(YOUR TASK)
Your answer should be a single number: the count of lines that include "color".

(DATASET ENTRIES)
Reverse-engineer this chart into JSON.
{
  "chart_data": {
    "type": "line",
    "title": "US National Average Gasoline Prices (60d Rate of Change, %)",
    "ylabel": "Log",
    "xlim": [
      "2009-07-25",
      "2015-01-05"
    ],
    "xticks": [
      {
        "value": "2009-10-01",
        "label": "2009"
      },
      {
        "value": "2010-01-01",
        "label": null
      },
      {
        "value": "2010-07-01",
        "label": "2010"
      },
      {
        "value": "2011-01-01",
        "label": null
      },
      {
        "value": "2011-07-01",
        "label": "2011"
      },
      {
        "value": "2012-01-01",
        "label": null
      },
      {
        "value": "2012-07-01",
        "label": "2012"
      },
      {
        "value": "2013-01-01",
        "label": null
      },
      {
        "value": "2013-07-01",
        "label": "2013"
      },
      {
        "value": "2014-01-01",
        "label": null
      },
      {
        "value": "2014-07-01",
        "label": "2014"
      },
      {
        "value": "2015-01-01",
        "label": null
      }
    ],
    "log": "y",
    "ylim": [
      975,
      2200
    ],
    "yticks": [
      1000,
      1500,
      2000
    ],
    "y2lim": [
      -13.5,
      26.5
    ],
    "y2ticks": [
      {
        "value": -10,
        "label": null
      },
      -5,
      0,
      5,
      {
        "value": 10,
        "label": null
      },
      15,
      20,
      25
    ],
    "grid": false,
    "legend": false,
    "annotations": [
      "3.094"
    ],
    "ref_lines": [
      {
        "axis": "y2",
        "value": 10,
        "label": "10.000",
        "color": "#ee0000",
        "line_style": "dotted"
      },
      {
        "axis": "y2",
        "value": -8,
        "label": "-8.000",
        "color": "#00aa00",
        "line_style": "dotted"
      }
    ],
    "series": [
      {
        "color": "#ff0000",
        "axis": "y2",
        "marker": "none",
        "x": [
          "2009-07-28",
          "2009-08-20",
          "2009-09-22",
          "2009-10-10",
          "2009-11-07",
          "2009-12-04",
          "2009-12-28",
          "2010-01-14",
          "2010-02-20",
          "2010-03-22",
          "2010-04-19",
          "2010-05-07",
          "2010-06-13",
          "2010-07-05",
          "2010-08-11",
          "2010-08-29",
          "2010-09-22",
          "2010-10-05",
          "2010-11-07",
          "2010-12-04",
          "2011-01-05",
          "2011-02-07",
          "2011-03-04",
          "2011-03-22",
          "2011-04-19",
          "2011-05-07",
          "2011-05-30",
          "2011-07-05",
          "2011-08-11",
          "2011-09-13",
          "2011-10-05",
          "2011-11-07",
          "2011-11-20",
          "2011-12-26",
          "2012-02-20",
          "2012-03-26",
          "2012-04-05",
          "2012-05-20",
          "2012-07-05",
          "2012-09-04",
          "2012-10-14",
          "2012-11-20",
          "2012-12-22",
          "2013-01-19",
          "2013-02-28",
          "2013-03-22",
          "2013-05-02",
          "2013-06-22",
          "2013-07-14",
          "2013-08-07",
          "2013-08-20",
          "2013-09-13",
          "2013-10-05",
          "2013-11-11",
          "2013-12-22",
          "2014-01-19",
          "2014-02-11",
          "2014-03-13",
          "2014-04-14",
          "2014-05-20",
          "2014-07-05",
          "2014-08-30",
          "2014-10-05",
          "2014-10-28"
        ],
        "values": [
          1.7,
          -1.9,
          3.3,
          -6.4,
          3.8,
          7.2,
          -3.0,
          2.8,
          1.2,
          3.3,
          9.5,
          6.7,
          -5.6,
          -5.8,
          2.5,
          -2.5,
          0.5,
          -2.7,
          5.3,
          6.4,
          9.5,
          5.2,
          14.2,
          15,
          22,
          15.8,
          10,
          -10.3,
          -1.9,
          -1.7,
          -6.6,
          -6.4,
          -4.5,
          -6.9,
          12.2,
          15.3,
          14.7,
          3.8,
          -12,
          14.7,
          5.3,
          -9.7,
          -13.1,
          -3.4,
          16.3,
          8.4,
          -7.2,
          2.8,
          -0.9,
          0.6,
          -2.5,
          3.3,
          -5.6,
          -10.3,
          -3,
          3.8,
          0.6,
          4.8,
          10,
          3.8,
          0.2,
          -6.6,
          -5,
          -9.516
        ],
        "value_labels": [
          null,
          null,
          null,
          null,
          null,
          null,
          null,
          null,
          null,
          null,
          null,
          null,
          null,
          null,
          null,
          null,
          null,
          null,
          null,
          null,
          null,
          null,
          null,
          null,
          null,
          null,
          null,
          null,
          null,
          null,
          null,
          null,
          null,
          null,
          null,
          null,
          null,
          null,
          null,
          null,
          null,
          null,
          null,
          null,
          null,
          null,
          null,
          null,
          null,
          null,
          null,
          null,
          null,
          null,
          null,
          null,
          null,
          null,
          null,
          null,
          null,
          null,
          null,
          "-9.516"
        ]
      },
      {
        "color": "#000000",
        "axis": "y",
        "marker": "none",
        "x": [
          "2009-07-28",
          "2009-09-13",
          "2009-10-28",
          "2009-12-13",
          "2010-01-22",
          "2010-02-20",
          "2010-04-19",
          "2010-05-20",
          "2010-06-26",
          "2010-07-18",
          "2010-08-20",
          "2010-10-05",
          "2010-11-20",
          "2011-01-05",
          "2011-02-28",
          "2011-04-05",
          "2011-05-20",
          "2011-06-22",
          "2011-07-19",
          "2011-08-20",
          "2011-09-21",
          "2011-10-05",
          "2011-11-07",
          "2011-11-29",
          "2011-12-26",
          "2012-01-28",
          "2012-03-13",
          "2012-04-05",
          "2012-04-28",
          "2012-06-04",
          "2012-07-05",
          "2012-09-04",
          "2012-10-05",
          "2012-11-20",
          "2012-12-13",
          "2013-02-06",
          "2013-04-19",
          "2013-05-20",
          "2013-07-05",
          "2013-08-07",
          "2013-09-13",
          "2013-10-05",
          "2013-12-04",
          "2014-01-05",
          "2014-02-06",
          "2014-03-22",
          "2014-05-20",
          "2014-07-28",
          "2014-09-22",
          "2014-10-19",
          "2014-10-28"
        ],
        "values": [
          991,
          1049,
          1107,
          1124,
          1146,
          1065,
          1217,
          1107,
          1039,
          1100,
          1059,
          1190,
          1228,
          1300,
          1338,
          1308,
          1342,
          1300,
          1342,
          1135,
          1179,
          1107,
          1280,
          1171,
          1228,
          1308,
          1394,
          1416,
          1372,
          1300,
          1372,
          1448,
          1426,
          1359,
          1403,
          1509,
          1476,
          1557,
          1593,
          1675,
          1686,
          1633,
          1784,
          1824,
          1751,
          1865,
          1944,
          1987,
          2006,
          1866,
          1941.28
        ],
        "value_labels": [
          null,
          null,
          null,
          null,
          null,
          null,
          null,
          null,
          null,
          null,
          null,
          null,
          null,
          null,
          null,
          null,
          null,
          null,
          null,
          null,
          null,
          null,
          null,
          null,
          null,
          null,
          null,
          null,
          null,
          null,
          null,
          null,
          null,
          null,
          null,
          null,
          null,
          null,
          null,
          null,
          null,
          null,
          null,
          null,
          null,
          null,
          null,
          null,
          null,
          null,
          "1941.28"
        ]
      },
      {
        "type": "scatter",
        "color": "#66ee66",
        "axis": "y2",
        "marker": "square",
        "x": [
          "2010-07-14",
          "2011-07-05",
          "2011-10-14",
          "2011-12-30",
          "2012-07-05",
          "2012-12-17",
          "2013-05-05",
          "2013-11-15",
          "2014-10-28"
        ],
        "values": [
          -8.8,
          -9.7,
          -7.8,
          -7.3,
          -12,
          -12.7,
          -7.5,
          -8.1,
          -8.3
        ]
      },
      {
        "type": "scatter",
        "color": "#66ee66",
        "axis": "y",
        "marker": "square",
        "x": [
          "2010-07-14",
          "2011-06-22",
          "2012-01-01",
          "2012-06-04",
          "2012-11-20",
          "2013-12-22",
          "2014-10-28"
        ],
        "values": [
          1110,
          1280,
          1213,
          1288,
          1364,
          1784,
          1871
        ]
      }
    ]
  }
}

(EXERCISE RESULT)
6